(Collected data entries)
╭──

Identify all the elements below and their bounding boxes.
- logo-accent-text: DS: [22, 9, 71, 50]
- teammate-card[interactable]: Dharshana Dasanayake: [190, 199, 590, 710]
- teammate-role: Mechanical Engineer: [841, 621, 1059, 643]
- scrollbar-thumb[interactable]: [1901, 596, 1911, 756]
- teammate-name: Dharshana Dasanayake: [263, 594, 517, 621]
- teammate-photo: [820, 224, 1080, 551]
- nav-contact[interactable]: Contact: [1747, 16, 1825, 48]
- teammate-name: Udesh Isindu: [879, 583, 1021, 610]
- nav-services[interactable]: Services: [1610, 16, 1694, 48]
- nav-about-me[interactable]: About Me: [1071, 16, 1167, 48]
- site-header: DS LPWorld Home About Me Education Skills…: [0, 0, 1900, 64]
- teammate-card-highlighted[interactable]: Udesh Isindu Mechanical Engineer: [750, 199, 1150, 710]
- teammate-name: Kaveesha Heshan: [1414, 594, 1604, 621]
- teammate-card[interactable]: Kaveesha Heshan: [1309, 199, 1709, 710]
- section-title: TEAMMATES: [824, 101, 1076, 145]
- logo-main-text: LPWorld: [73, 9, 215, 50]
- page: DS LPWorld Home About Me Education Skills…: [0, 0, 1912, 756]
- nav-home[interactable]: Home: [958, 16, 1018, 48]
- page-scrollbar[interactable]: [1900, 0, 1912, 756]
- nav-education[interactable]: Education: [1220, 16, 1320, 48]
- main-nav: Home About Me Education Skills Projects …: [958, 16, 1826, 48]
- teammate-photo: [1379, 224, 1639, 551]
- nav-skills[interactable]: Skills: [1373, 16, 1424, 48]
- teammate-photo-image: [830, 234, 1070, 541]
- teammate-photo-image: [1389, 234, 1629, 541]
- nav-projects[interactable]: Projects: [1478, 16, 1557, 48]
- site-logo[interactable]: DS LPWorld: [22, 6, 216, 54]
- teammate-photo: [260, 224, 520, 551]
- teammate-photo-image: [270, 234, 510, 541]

╰──

Please reproduce every line of the records above word for word, changing nothing.

Identify all the elements below and their bounding boxes.
- logo-accent-text: DS: [22, 9, 71, 50]
- teammate-card[interactable]: Dharshana Dasanayake: [190, 199, 590, 710]
- teammate-role: Mechanical Engineer: [841, 621, 1059, 643]
- scrollbar-thumb[interactable]: [1901, 596, 1911, 756]
- teammate-name: Dharshana Dasanayake: [263, 594, 517, 621]
- teammate-photo: [820, 224, 1080, 551]
- nav-contact[interactable]: Contact: [1747, 16, 1825, 48]
- teammate-name: Udesh Isindu: [879, 583, 1021, 610]
- nav-services[interactable]: Services: [1610, 16, 1694, 48]
- nav-about-me[interactable]: About Me: [1071, 16, 1167, 48]
- site-header: DS LPWorld Home About Me Education Skills…: [0, 0, 1900, 64]
- teammate-card-highlighted[interactable]: Udesh Isindu Mechanical Engineer: [750, 199, 1150, 710]
- teammate-name: Kaveesha Heshan: [1414, 594, 1604, 621]
- teammate-card[interactable]: Kaveesha Heshan: [1309, 199, 1709, 710]
- section-title: TEAMMATES: [824, 101, 1076, 145]
- logo-main-text: LPWorld: [73, 9, 215, 50]
- page: DS LPWorld Home About Me Education Skills…: [0, 0, 1912, 756]
- nav-home[interactable]: Home: [958, 16, 1018, 48]
- page-scrollbar[interactable]: [1900, 0, 1912, 756]
- nav-education[interactable]: Education: [1220, 16, 1320, 48]
- main-nav: Home About Me Education Skills Projects …: [958, 16, 1826, 48]
- teammate-photo: [1379, 224, 1639, 551]
- nav-skills[interactable]: Skills: [1373, 16, 1424, 48]
- teammate-photo-image: [830, 234, 1070, 541]
- teammate-photo-image: [1389, 234, 1629, 541]
- nav-projects[interactable]: Projects: [1478, 16, 1557, 48]
- site-logo[interactable]: DS LPWorld: [22, 6, 216, 54]
- teammate-photo: [260, 224, 520, 551]
- teammate-photo-image: [270, 234, 510, 541]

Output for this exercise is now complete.